What is required> Rewrite all of the data below with every "wishlist-button" changed to "save-button" and nothing else altered. Leave the pictures out of your output.

Layout region records:
────────────────

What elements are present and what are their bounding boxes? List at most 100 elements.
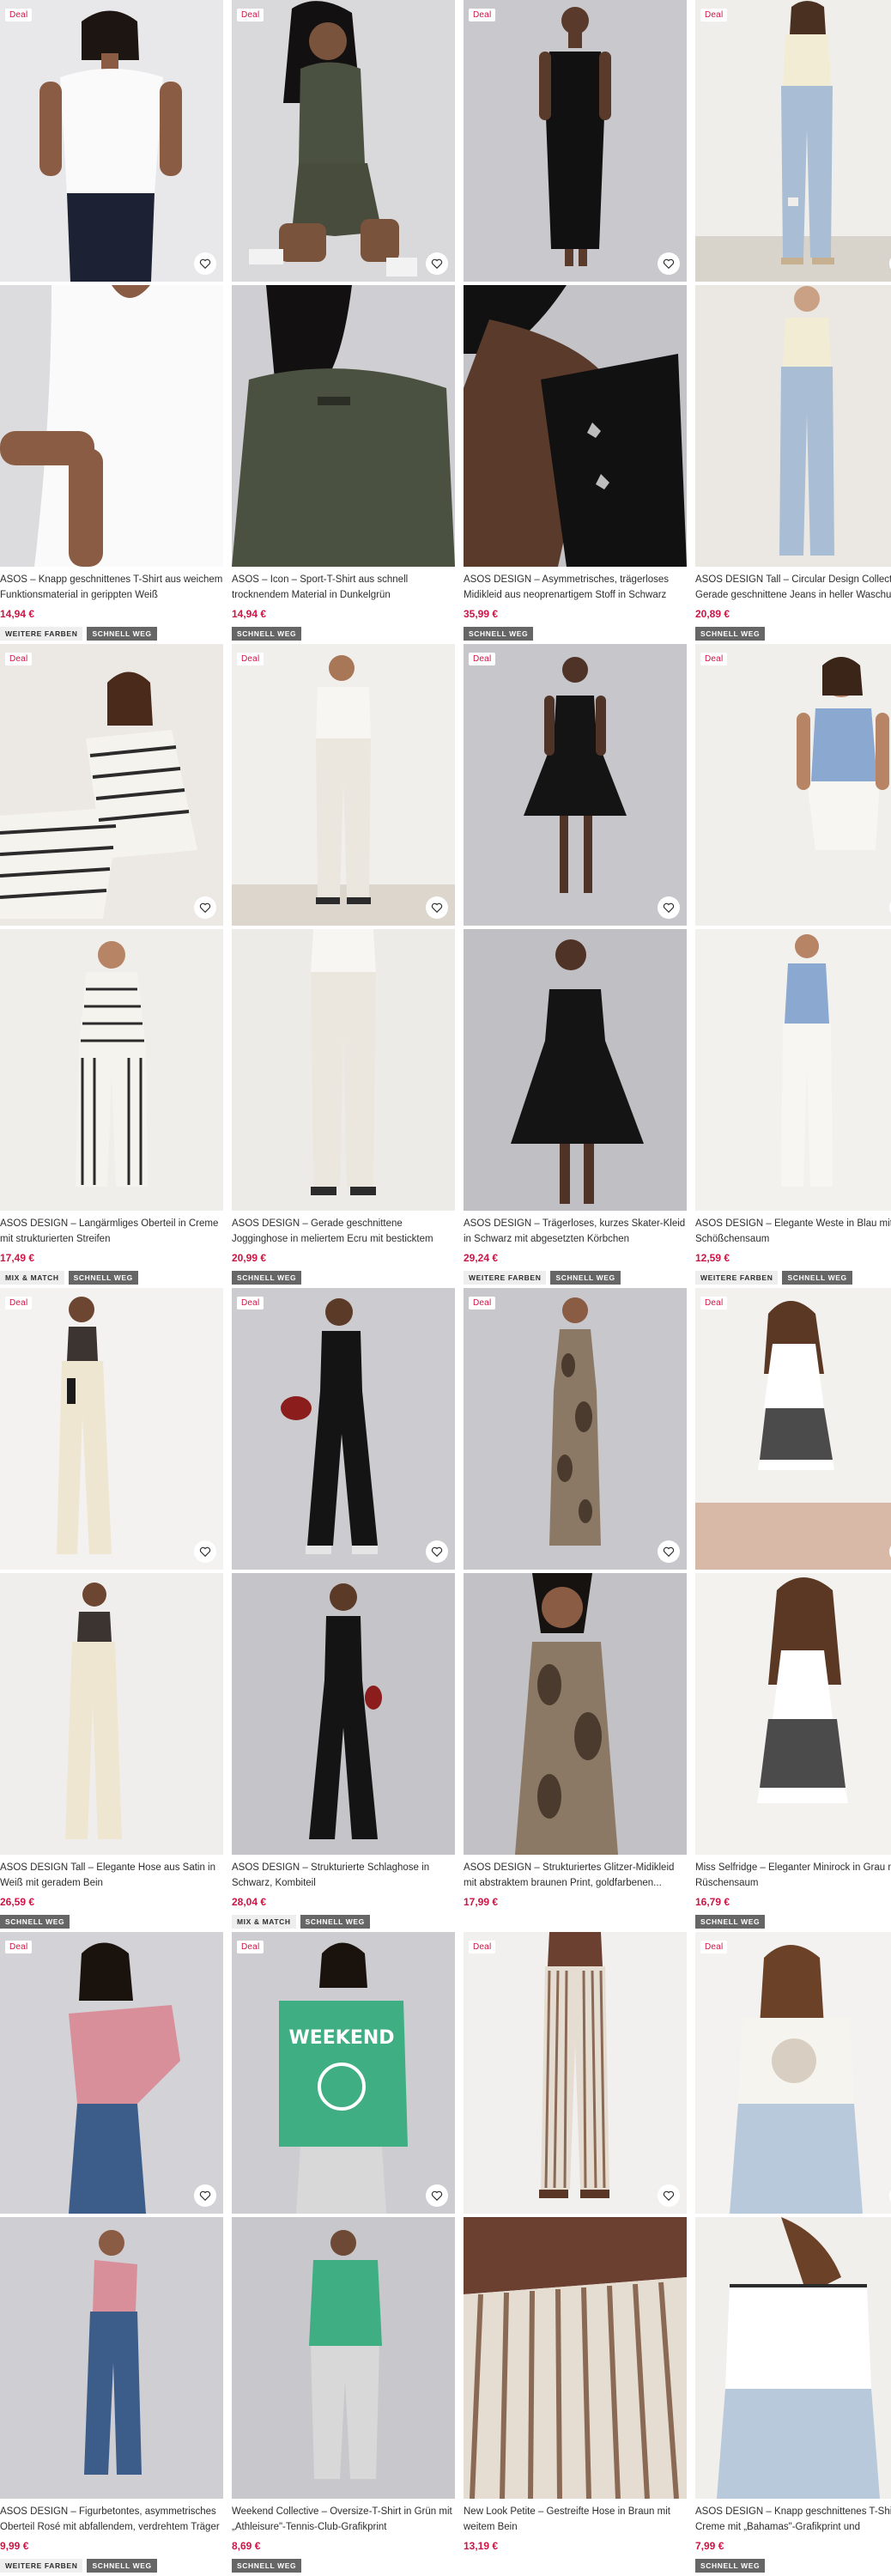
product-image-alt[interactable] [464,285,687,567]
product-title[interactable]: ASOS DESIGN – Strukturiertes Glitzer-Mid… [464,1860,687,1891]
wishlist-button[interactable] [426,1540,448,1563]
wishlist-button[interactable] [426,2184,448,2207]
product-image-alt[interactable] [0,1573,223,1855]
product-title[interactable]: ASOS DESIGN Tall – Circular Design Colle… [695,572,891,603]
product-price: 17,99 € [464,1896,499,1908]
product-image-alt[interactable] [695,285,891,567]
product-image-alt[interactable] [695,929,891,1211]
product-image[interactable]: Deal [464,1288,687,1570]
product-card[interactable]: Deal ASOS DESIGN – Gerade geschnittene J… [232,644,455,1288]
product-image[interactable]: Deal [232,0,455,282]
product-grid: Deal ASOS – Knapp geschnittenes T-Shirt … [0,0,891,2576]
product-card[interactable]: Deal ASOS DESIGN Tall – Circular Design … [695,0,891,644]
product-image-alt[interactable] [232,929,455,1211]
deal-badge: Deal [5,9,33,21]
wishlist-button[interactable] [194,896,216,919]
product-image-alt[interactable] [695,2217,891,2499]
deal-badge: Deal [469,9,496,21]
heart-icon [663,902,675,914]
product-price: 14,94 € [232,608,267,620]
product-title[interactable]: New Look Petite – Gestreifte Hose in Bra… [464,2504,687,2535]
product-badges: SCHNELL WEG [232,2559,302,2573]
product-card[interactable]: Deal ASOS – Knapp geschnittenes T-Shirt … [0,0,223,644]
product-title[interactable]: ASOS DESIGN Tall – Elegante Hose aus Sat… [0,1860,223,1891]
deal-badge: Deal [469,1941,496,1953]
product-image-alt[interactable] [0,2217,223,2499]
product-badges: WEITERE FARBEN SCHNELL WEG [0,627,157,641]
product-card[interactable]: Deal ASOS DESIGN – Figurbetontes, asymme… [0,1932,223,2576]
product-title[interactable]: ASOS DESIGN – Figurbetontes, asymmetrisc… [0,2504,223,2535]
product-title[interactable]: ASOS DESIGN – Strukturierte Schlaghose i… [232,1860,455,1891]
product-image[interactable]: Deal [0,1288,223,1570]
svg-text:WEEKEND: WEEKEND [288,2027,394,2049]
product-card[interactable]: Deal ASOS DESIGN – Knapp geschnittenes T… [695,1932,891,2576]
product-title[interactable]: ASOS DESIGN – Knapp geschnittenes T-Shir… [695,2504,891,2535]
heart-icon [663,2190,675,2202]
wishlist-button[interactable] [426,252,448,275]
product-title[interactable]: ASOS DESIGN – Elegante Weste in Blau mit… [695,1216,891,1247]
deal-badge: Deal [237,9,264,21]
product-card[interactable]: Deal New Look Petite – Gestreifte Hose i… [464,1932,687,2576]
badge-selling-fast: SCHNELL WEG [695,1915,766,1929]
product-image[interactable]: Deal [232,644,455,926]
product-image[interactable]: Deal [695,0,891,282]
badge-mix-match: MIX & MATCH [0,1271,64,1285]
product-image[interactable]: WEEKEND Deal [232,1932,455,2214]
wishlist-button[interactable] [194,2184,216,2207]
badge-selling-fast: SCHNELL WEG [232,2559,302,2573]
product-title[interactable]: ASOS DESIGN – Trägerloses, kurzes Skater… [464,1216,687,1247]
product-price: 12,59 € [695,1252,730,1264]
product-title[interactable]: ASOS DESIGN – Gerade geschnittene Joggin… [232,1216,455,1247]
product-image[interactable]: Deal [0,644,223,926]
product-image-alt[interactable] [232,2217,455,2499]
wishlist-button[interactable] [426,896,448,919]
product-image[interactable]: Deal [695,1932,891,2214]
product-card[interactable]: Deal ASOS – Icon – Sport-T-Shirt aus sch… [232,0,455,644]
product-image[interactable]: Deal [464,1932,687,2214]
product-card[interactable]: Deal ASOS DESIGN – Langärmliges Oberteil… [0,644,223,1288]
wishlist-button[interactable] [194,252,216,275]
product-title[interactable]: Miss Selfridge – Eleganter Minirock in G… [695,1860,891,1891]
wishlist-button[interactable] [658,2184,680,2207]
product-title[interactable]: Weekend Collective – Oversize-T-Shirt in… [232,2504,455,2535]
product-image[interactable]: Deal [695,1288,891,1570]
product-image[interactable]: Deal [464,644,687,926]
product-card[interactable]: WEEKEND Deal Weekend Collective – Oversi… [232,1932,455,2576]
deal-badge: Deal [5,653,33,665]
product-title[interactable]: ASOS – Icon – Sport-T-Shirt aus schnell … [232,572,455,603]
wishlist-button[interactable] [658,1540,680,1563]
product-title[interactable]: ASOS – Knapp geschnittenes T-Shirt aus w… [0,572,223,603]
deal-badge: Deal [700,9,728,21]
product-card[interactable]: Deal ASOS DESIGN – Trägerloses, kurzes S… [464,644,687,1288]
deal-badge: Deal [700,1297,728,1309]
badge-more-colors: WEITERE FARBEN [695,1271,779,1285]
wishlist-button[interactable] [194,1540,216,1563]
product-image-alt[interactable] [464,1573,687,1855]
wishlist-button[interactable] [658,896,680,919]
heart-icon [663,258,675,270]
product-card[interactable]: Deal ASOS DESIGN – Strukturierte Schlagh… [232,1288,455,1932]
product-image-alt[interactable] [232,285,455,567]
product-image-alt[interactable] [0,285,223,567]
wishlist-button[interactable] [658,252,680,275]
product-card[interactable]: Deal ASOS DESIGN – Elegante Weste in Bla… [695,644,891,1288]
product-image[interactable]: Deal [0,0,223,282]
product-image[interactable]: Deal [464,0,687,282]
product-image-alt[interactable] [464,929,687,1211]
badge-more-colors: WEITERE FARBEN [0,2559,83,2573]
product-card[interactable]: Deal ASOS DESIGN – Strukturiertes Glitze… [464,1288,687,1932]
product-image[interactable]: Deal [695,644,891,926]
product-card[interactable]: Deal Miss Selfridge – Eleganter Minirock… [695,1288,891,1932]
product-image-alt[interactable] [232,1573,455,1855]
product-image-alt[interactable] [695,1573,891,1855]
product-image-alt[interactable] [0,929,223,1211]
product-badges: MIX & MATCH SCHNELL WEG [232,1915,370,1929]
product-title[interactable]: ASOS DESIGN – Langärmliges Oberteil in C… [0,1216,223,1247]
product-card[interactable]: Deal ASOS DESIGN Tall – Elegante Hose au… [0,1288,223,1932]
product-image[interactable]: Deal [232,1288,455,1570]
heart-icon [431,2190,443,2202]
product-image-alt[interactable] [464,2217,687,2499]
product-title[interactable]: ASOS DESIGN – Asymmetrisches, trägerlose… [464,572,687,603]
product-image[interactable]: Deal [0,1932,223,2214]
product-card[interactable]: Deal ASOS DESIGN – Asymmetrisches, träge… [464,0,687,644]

────────────────

Full answer>
What elements are present and what are their bounding boxes? List at most 100 elements.
product-image-alt[interactable] [464,285,687,567]
product-title[interactable]: ASOS DESIGN – Strukturiertes Glitzer-Mid… [464,1860,687,1891]
save-button[interactable] [426,1540,448,1563]
save-button[interactable] [426,2184,448,2207]
product-image-alt[interactable] [0,1573,223,1855]
product-title[interactable]: ASOS DESIGN Tall – Circular Design Colle… [695,572,891,603]
product-price: 17,99 € [464,1896,499,1908]
product-image-alt[interactable] [695,285,891,567]
product-image-alt[interactable] [695,929,891,1211]
product-image[interactable]: Deal [464,1288,687,1570]
product-card[interactable]: Deal ASOS DESIGN – Gerade geschnittene J… [232,644,455,1288]
product-image[interactable]: Deal [232,0,455,282]
product-grid: Deal ASOS – Knapp geschnittenes T-Shirt … [0,0,891,2576]
product-card[interactable]: Deal ASOS DESIGN Tall – Circular Design … [695,0,891,644]
product-image-alt[interactable] [232,929,455,1211]
deal-badge: Deal [5,9,33,21]
save-button[interactable] [194,896,216,919]
product-image-alt[interactable] [695,2217,891,2499]
deal-badge: Deal [469,9,496,21]
heart-icon [663,902,675,914]
product-price: 14,94 € [232,608,267,620]
product-title[interactable]: New Look Petite – Gestreifte Hose in Bra… [464,2504,687,2535]
product-badges: SCHNELL WEG [232,2559,302,2573]
product-card[interactable]: Deal ASOS – Knapp geschnittenes T-Shirt … [0,0,223,644]
product-title[interactable]: ASOS DESIGN Tall – Elegante Hose aus Sat… [0,1860,223,1891]
deal-badge: Deal [469,1941,496,1953]
product-image-alt[interactable] [0,2217,223,2499]
product-badges: WEITERE FARBEN SCHNELL WEG [0,627,157,641]
product-card[interactable]: Deal ASOS DESIGN – Figurbetontes, asymme… [0,1932,223,2576]
product-title[interactable]: ASOS DESIGN – Figurbetontes, asymmetrisc… [0,2504,223,2535]
product-title[interactable]: ASOS DESIGN – Strukturierte Schlaghose i… [232,1860,455,1891]
product-image[interactable]: Deal [0,1288,223,1570]
svg-text:WEEKEND: WEEKEND [288,2027,394,2049]
product-card[interactable]: Deal ASOS DESIGN – Knapp geschnittenes T… [695,1932,891,2576]
product-title[interactable]: ASOS DESIGN – Knapp geschnittenes T-Shir… [695,2504,891,2535]
heart-icon [663,2190,675,2202]
save-button[interactable] [426,252,448,275]
product-title[interactable]: ASOS DESIGN – Elegante Weste in Blau mit… [695,1216,891,1247]
deal-badge: Deal [237,9,264,21]
product-card[interactable]: Deal New Look Petite – Gestreifte Hose i… [464,1932,687,2576]
badge-selling-fast: SCHNELL WEG [695,1915,766,1929]
product-image[interactable]: Deal [232,644,455,926]
product-image[interactable]: Deal [695,0,891,282]
badge-mix-match: MIX & MATCH [0,1271,64,1285]
product-image[interactable]: WEEKEND Deal [232,1932,455,2214]
save-button[interactable] [194,2184,216,2207]
badge-selling-fast: SCHNELL WEG [232,2559,302,2573]
product-title[interactable]: ASOS DESIGN – Trägerloses, kurzes Skater… [464,1216,687,1247]
product-price: 12,59 € [695,1252,730,1264]
product-title[interactable]: ASOS DESIGN – Gerade geschnittene Joggin… [232,1216,455,1247]
product-image[interactable]: Deal [0,644,223,926]
product-image-alt[interactable] [232,2217,455,2499]
save-button[interactable] [426,896,448,919]
product-image[interactable]: Deal [695,1932,891,2214]
product-card[interactable]: Deal ASOS – Icon – Sport-T-Shirt aus sch… [232,0,455,644]
product-image[interactable]: Deal [464,1932,687,2214]
product-card[interactable]: Deal ASOS DESIGN – Langärmliges Oberteil… [0,644,223,1288]
save-button[interactable] [194,252,216,275]
product-title[interactable]: Miss Selfridge – Eleganter Minirock in G… [695,1860,891,1891]
save-button[interactable] [658,2184,680,2207]
product-title[interactable]: Weekend Collective – Oversize-T-Shirt in… [232,2504,455,2535]
product-image[interactable]: Deal [695,1288,891,1570]
product-image[interactable]: Deal [464,644,687,926]
product-card[interactable]: WEEKEND Deal Weekend Collective – Oversi… [232,1932,455,2576]
deal-badge: Deal [5,653,33,665]
product-title[interactable]: ASOS – Icon – Sport-T-Shirt aus schnell … [232,572,455,603]
save-button[interactable] [658,1540,680,1563]
product-title[interactable]: ASOS – Knapp geschnittenes T-Shirt aus w… [0,572,223,603]
deal-badge: Deal [700,9,728,21]
product-card[interactable]: Deal ASOS DESIGN – Trägerloses, kurzes S… [464,644,687,1288]
deal-badge: Deal [700,1297,728,1309]
badge-more-colors: WEITERE FARBEN [695,1271,779,1285]
save-button[interactable] [194,1540,216,1563]
product-image-alt[interactable] [464,1573,687,1855]
save-button[interactable] [658,896,680,919]
heart-icon [663,258,675,270]
product-card[interactable]: Deal ASOS DESIGN – Strukturierte Schlagh… [232,1288,455,1932]
product-image-alt[interactable] [232,285,455,567]
product-image-alt[interactable] [0,285,223,567]
save-button[interactable] [658,252,680,275]
product-card[interactable]: Deal ASOS DESIGN – Elegante Weste in Bla… [695,644,891,1288]
product-image[interactable]: Deal [0,0,223,282]
product-image[interactable]: Deal [464,0,687,282]
product-image-alt[interactable] [464,929,687,1211]
badge-more-colors: WEITERE FARBEN [0,2559,83,2573]
product-card[interactable]: Deal ASOS DESIGN – Strukturiertes Glitze… [464,1288,687,1932]
product-image[interactable]: Deal [695,644,891,926]
product-card[interactable]: Deal Miss Selfridge – Eleganter Minirock… [695,1288,891,1932]
product-image-alt[interactable] [232,1573,455,1855]
product-image-alt[interactable] [695,1573,891,1855]
product-image-alt[interactable] [0,929,223,1211]
product-badges: MIX & MATCH SCHNELL WEG [232,1915,370,1929]
product-title[interactable]: ASOS DESIGN – Langärmliges Oberteil in C… [0,1216,223,1247]
product-card[interactable]: Deal ASOS DESIGN Tall – Elegante Hose au… [0,1288,223,1932]
product-image[interactable]: Deal [232,1288,455,1570]
heart-icon [431,2190,443,2202]
product-image-alt[interactable] [464,2217,687,2499]
product-title[interactable]: ASOS DESIGN – Asymmetrisches, trägerlose… [464,572,687,603]
product-image[interactable]: Deal [0,1932,223,2214]
product-card[interactable]: Deal ASOS DESIGN – Asymmetrisches, träge… [464,0,687,644]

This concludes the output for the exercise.